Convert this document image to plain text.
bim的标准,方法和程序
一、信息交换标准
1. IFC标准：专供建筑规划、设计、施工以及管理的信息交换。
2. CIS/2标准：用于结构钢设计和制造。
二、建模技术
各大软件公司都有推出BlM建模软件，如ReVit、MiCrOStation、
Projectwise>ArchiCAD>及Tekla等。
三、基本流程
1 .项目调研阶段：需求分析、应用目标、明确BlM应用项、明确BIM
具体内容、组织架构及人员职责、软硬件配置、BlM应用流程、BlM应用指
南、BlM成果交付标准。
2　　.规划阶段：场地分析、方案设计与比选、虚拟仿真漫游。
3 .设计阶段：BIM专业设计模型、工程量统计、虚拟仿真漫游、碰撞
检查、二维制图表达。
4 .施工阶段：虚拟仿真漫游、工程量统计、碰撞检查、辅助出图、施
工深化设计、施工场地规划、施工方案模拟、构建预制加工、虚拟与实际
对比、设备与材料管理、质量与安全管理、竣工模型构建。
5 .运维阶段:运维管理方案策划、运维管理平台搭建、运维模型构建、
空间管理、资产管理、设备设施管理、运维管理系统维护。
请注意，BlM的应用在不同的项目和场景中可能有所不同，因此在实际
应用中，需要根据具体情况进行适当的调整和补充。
§
Each entry above is to be quoted exactly.

THE OUTPUT.
Convert this document image to plain text.
bim的标准,方法和程序
一、信息交换标准
1. IFC标准：专供建筑规划、设计、施工以及管理的信息交换。
2. CIS/2标准：用于结构钢设计和制造。
二、建模技术
各大软件公司都有推出BlM建模软件，如ReVit、MiCrOStation、
Projectwise>ArchiCAD>及Tekla等。
三、基本流程
1 .项目调研阶段：需求分析、应用目标、明确BlM应用项、明确BIM
具体内容、组织架构及人员职责、软硬件配置、BlM应用流程、BlM应用指
南、BlM成果交付标准。
2　　.规划阶段：场地分析、方案设计与比选、虚拟仿真漫游。
3 .设计阶段：BIM专业设计模型、工程量统计、虚拟仿真漫游、碰撞
检查、二维制图表达。
4 .施工阶段：虚拟仿真漫游、工程量统计、碰撞检查、辅助出图、施
工深化设计、施工场地规划、施工方案模拟、构建预制加工、虚拟与实际
对比、设备与材料管理、质量与安全管理、竣工模型构建。
5 .运维阶段:运维管理方案策划、运维管理平台搭建、运维模型构建、
空间管理、资产管理、设备设施管理、运维管理系统维护。
请注意，BlM的应用在不同的项目和场景中可能有所不同，因此在实际
应用中，需要根据具体情况进行适当的调整和补充。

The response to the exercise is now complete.